§ **Given exercise 1**: In the post below on squared weights in MBH98, write out the passage that begins at the words "A couple of" and stops after "for careful writers.", replacing "careful writers" with "careful authors".

§ **Quoted text**:
┄┄┄┄┄┄┄┄┄┄
Squared Weights in MBH98

A couple of weeks ago, I said that I would document (at least for Jean S and UC) an observation about the use of squared weights in MBH98. I realize that most readers won’t be fascinated with this particular exposition, but indulge us a little since this sort of entry is actually a very useful of diarizing results. It also shows the inaccuracy of verbal presentation – which is hard enough even for careful writers.

MBH98 did not mention any weighting of proxies anywhere in the description of methodology. Scott Rutherford sent me a list of 112 weights in the original email, so I’ve been aware of the use of weights for the proxies right from the start. Weights are shown in the proxy lists in the Corrigendum SI (see for example here for AD1400) and these match the weights provided by Rutherford in this period. While weights are indicated in these proxy lists, the Corrigendum itself did not mention the use of weights nor is their use mentioned in any methodological description in the Corrigendum SI.

In one place, Wahl and Ammann 2007 say that the weights don’t “matter”, but this is contradicted elsewhere. For example, all parties recognize that different results occur depending on whether 2 or 5 PCs from the NOAMER network are used together with the other 20 proxies in the AD1400 network (22 or 25 total series in the regression network). Leaving aside the issue of whether one choice or another is “right”, we note for now that both alternatives can be represented merely through the use of weights of (1,1,0,0,0) in the one case and (1,1,1,1,1) in the other case – if the proxies were weighted uniformly. If the PC proxies were weighted according to their eigenvalue proportion – a plausible alternative, then the weight on the 4th PC in a centered calculation would decline, assuming that the weight for the total network were held constant – again a plausible alternative.
┄┄┄┄┄┄┄┄┄┄
Stored dataset items:
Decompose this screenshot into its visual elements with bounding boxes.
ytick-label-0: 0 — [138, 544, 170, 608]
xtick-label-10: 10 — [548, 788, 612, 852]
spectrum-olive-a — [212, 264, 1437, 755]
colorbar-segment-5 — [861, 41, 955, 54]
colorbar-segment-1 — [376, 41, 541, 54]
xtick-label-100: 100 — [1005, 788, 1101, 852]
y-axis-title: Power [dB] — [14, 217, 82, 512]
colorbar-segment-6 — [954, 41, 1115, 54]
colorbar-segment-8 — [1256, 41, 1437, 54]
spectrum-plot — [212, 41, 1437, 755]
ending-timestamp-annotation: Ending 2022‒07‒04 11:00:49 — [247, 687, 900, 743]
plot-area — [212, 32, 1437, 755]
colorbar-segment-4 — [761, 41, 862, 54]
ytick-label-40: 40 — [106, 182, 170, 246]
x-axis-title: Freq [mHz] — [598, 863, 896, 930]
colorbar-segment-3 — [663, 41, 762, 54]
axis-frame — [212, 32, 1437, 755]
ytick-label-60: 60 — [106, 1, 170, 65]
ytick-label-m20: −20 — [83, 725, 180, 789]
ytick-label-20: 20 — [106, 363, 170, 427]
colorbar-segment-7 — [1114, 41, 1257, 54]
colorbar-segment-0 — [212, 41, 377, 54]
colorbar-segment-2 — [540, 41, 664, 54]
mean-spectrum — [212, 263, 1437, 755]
┄┄┄┄┄┄┄┄┄┄
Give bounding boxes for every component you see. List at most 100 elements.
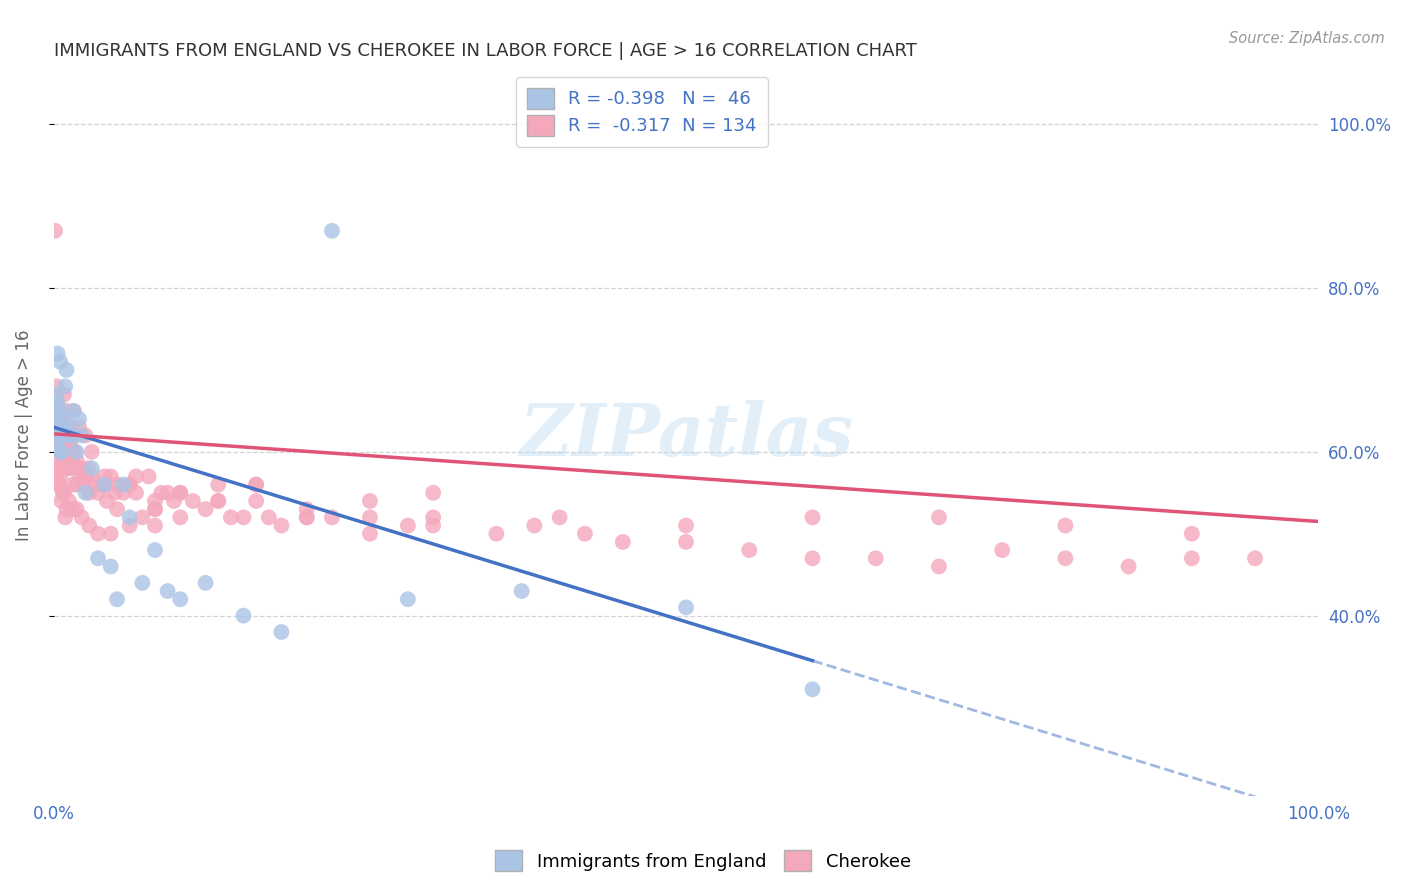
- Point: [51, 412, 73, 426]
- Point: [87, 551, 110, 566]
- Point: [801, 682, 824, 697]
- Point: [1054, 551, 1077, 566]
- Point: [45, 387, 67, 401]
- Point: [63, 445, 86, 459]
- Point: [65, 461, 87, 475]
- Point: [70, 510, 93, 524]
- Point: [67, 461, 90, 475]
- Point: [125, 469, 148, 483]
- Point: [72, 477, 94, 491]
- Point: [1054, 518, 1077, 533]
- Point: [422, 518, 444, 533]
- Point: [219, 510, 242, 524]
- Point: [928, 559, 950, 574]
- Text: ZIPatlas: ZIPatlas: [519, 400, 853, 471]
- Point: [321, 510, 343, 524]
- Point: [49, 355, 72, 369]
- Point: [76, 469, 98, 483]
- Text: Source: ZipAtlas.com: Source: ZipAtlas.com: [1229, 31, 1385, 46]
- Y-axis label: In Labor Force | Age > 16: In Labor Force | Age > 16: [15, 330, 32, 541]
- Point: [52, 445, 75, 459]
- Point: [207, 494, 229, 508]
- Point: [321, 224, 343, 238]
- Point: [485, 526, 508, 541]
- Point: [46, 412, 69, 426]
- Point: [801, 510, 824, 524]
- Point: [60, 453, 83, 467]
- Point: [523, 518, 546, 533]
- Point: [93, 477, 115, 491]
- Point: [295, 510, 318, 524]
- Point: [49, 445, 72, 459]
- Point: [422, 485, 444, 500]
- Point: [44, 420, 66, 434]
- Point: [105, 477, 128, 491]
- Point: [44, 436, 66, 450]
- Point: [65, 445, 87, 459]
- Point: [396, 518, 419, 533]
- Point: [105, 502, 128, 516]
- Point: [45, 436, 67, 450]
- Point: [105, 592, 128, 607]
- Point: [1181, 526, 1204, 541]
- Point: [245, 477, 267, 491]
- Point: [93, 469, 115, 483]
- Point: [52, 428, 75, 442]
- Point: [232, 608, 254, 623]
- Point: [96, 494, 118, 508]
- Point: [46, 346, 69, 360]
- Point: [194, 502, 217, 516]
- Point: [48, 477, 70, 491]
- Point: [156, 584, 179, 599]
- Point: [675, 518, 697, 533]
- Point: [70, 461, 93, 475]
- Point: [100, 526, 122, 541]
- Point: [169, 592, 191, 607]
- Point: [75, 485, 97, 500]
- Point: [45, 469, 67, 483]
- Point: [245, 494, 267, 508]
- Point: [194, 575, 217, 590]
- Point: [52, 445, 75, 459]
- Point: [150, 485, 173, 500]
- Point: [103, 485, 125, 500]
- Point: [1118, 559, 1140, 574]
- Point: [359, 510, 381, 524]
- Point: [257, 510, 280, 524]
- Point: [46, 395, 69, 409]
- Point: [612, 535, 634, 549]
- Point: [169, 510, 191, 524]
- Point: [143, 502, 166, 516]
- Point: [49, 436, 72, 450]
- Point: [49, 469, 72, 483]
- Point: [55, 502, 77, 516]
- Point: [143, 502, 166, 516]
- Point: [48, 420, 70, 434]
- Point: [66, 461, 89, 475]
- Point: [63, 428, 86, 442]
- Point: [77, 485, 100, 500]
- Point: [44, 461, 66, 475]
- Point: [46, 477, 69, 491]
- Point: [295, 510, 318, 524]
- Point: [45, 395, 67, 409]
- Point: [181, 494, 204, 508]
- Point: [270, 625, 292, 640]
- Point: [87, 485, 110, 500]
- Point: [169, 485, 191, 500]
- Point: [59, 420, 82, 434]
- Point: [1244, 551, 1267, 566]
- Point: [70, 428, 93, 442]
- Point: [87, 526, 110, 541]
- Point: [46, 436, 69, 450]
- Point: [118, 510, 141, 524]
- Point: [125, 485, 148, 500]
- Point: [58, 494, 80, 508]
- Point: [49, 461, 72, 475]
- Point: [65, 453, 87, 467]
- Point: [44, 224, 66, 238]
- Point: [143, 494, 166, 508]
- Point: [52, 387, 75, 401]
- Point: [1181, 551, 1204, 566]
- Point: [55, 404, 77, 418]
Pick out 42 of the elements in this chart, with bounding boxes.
┄┄┄┄┄┄┄┄┄┄
§ **Given exercise 2**: From the stored dataset items above, output the lines from the one that contains "- Point: [51, 412, 73, 426]" through the one that contains "- Point: [928, 559, 950, 574]", both included, as a Markdown table. Use a "Row" column for the row number and a "Line" column for the line itself, and leave out blank lines.

§ **Task response 1**:
A couple of weeks ago, I said that I would document (at least for Jean S and UC) an observation about the use of squared weights in MBH98. I realize that most readers won’t be fascinated with this particular exposition, but indulge us a little since this sort of entry is actually a very useful of diarizing results. It also shows the inaccuracy of verbal presentation – which is hard enough even for careful authors.

§ **Task response 2**:
| Row | Line |
|---|---|
| 1 | - Point: [51, 412, 73, 426] |
| 2 | - Point: [87, 551, 110, 566] |
| 3 | - Point: [801, 682, 824, 697] |
| 4 | - Point: [1054, 551, 1077, 566] |
| 5 | - Point: [45, 387, 67, 401] |
| 6 | - Point: [63, 445, 86, 459] |
| 7 | - Point: [65, 461, 87, 475] |
| 8 | - Point: [70, 510, 93, 524] |
| 9 | - Point: [67, 461, 90, 475] |
| 10 | - Point: [125, 469, 148, 483] |
| 11 | - Point: [72, 477, 94, 491] |
| 12 | - Point: [1054, 518, 1077, 533] |
| 13 | - Point: [422, 518, 444, 533] |
| 14 | - Point: [219, 510, 242, 524] |
| 15 | - Point: [928, 559, 950, 574] |